Write out the entire listing below exactly as it appears, minus any pictures.

__Data provided__.
○ ○ ○

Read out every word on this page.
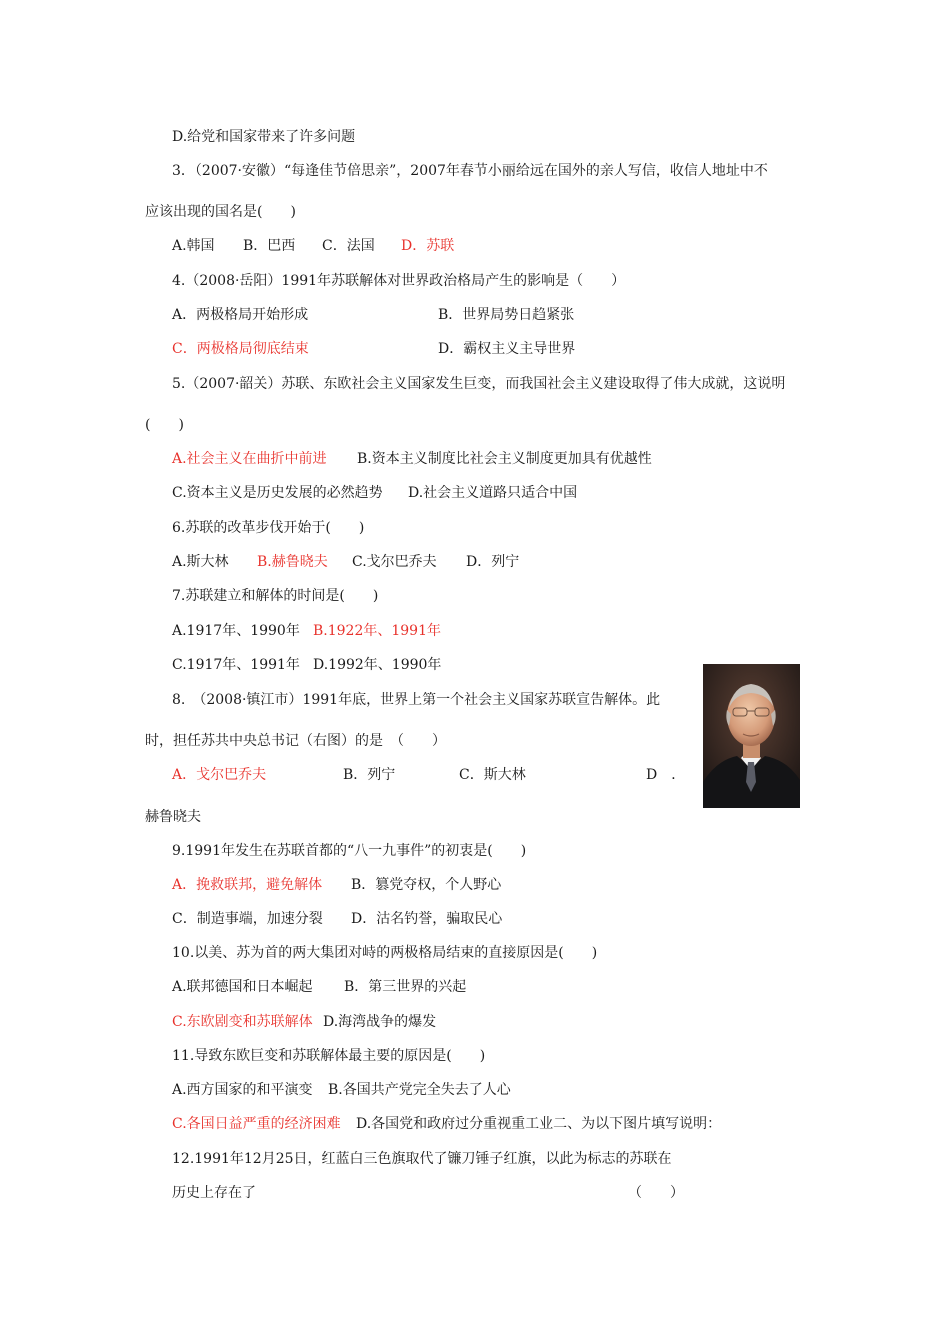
D.给党和国家带来了许多问题
3．（2007·安徽）“每逢佳节倍思亲”，2007年春节小丽给远在国外的亲人写信，收信人地址中不
应该出现的国名是(　　)
A.韩国 B．巴西 C．法国 D．苏联
4.（2008·岳阳）1991年苏联解体对世界政治格局产生的影响是（　　）
A．两极格局开始形成	B．世界局势日趋紧张
C．两极格局彻底结束	D．霸权主义主导世界
5.（2007·韶关）苏联、东欧社会主义国家发生巨变，而我国社会主义建设取得了伟大成就，这说明
(　　)
A.社会主义在曲折中前进 B.资本主义制度比社会主义制度更加具有优越性
C.资本主义是历史发展的必然趋势 D.社会主义道路只适合中国
6.苏联的改革步伐开始于(　　)
A.斯大林 B.赫鲁晓夫 C.戈尔巴乔夫 D．列宁
7.苏联建立和解体的时间是(　　)
A.1917年、1990年 B.1922年、1991年
C.1917年、1991年 D.1992年、1990年
8.　（2008·镇江市）1991年底，世界上第一个社会主义国家苏联宣告解体。此
时，担任苏共中央总书记（右图）的是　（　　）
A．戈尔巴乔夫	B．列宁	C．斯大林	D　．
赫鲁晓夫
9.1991年发生在苏联首都的“八一九事件”的初衷是(　　)
A．挽救联邦，避免解体 B．篡党夺权，个人野心
C．制造事端，加速分裂 D．沽名钓誉，骗取民心
10.以美、苏为首的两大集团对峙的两极格局结束的直接原因是(　　)
A.联邦德国和日本崛起 B．第三世界的兴起
C.东欧剧变和苏联解体 D.海湾战争的爆发
11.导致东欧巨变和苏联解体最主要的原因是(　　)
A.西方国家的和平演变 B.各国共产党完全失去了人心
C.各国日益严重的经济困难 D.各国党和政府过分重视重工业二、为以下图片填写说明：
12.1991年12月25日，红蓝白三色旗取代了镰刀锤子红旗，以此为标志的苏联在
历史上存在了	（　　）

○ ○ ○

__Response to the task__.
Read out every word on this page.
D.给党和国家带来了许多问题
3．（2007·安徽）“每逢佳节倍思亲”，2007年春节小丽给远在国外的亲人写信，收信人地址中不
应该出现的国名是(　　)
A.韩国 B．巴西 C．法国 D．苏联
4.（2008·岳阳）1991年苏联解体对世界政治格局产生的影响是（　　）
A．两极格局开始形成	B．世界局势日趋紧张
C．两极格局彻底结束	D．霸权主义主导世界
5.（2007·韶关）苏联、东欧社会主义国家发生巨变，而我国社会主义建设取得了伟大成就，这说明
(　　)
A.社会主义在曲折中前进 B.资本主义制度比社会主义制度更加具有优越性
C.资本主义是历史发展的必然趋势 D.社会主义道路只适合中国
6.苏联的改革步伐开始于(　　)
A.斯大林 B.赫鲁晓夫 C.戈尔巴乔夫 D．列宁
7.苏联建立和解体的时间是(　　)
A.1917年、1990年 B.1922年、1991年
C.1917年、1991年 D.1992年、1990年
8.　（2008·镇江市）1991年底，世界上第一个社会主义国家苏联宣告解体。此
时，担任苏共中央总书记（右图）的是　（　　）
A．戈尔巴乔夫	B．列宁	C．斯大林	D　．
赫鲁晓夫
9.1991年发生在苏联首都的“八一九事件”的初衷是(　　)
A．挽救联邦，避免解体 B．篡党夺权，个人野心
C．制造事端，加速分裂 D．沽名钓誉，骗取民心
10.以美、苏为首的两大集团对峙的两极格局结束的直接原因是(　　)
A.联邦德国和日本崛起 B．第三世界的兴起
C.东欧剧变和苏联解体 D.海湾战争的爆发
11.导致东欧巨变和苏联解体最主要的原因是(　　)
A.西方国家的和平演变 B.各国共产党完全失去了人心
C.各国日益严重的经济困难 D.各国党和政府过分重视重工业二、为以下图片填写说明：
12.1991年12月25日，红蓝白三色旗取代了镰刀锤子红旗，以此为标志的苏联在
历史上存在了	（　　）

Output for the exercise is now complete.